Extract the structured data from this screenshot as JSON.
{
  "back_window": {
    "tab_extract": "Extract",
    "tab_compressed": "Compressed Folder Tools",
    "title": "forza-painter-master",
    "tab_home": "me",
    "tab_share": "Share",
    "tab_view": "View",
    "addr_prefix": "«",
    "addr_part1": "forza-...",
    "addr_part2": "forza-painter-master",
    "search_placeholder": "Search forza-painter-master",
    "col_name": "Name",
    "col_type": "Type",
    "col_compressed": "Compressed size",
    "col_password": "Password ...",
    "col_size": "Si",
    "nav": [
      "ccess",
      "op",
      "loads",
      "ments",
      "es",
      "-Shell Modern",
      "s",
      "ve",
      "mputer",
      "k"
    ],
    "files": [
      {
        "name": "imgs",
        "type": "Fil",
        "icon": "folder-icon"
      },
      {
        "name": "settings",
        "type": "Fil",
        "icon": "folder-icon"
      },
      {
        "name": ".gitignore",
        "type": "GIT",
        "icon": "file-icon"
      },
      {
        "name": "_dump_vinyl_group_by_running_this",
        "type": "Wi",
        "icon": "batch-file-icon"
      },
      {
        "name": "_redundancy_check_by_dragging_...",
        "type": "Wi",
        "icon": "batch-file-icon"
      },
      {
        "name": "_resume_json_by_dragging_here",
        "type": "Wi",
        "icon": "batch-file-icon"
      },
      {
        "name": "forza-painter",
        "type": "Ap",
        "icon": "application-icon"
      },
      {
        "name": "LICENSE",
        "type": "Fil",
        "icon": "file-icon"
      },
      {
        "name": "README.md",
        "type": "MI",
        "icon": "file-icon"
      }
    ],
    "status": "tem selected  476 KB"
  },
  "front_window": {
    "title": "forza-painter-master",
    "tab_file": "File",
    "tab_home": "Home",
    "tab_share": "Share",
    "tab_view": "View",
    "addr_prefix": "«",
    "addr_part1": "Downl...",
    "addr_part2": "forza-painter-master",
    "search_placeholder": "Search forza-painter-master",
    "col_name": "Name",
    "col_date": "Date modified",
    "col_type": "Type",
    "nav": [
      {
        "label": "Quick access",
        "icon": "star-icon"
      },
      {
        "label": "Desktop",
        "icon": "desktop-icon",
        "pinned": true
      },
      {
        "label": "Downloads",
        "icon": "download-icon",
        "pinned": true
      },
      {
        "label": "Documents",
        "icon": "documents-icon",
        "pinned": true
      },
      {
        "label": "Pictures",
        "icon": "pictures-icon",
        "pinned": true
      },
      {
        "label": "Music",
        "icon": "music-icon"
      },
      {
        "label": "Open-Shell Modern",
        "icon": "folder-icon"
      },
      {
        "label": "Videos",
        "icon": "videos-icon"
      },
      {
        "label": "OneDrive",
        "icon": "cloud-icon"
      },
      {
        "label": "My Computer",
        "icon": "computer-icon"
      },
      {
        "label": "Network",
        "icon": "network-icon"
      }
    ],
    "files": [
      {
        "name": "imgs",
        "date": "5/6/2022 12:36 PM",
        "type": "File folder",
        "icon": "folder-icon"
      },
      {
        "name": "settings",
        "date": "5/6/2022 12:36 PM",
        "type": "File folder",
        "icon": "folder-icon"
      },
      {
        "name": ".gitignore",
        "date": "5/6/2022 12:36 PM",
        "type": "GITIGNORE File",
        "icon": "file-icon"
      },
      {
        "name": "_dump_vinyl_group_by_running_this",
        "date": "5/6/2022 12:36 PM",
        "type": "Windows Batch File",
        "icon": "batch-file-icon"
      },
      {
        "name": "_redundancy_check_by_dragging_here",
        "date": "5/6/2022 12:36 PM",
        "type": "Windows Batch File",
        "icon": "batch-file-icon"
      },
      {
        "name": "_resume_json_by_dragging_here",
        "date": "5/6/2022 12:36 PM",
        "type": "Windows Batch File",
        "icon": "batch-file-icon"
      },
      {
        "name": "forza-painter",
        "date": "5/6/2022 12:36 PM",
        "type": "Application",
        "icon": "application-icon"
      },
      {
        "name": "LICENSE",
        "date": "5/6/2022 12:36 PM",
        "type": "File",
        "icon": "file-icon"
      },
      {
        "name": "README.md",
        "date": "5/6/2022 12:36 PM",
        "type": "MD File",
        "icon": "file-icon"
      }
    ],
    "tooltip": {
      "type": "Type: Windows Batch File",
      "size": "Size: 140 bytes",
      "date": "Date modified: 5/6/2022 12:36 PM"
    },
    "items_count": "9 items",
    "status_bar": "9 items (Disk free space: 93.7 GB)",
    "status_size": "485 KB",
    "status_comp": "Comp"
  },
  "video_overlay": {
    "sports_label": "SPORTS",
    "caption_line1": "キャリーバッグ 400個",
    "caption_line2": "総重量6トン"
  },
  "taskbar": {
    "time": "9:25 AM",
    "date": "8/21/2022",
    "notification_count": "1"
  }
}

+ + + + + + +

* [EXERCISE TASK]: Search the data for the word "Compressed" and copy each line where it appears.

* [RESPONSE BELOW]:
    "tab_compressed": "Compressed Folder Tools",
    "col_compressed": "Compressed size",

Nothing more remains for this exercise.